═══ PROVIDED ENTRIES ═══

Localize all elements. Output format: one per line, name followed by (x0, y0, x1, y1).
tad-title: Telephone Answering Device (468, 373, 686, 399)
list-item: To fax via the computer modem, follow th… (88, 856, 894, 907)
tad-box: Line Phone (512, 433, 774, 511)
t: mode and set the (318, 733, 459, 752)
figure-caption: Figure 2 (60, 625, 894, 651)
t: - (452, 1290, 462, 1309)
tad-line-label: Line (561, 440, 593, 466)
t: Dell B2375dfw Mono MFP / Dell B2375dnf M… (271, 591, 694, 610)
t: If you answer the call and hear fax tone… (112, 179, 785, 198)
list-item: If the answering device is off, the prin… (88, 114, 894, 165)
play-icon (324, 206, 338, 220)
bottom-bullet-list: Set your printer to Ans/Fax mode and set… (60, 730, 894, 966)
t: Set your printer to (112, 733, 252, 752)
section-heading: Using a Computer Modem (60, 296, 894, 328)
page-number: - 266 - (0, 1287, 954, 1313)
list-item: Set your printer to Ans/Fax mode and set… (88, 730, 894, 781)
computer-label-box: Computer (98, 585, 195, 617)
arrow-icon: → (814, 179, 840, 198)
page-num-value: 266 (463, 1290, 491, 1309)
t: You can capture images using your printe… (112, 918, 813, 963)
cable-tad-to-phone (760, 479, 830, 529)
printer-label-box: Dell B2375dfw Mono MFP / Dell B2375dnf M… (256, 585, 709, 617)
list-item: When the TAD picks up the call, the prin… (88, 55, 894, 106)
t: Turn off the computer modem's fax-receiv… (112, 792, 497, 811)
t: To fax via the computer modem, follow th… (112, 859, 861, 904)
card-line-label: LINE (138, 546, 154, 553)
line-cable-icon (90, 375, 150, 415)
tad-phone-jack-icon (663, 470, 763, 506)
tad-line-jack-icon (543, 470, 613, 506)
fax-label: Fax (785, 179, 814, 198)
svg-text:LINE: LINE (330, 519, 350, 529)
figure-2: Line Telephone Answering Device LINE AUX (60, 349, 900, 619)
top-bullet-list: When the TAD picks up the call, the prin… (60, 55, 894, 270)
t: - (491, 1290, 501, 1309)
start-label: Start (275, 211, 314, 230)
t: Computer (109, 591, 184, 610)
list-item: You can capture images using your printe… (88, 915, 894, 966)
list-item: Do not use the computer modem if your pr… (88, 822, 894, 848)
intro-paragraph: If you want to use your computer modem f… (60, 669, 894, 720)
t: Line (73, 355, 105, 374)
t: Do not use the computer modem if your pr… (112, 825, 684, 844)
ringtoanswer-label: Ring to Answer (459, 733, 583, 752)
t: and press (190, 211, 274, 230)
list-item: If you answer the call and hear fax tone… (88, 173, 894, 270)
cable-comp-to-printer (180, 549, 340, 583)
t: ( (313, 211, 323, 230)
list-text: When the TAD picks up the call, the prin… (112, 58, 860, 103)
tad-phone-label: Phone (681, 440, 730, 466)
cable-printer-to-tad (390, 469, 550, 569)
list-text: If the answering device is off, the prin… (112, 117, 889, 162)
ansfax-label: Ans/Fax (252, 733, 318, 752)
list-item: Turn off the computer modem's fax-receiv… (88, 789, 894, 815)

═══

**REQUIREMENT**
Copy the listing line for line, beginning at its first line and ending after the line that contains "figure-caption: Figure 2 (60, 625, 894, 651)".

**WRITTEN ANSWER**
Localize all elements. Output format: one per line, name followed by (x0, y0, x1, y1).
tad-title: Telephone Answering Device (468, 373, 686, 399)
list-item: To fax via the computer modem, follow th… (88, 856, 894, 907)
tad-box: Line Phone (512, 433, 774, 511)
t: mode and set the (318, 733, 459, 752)
figure-caption: Figure 2 (60, 625, 894, 651)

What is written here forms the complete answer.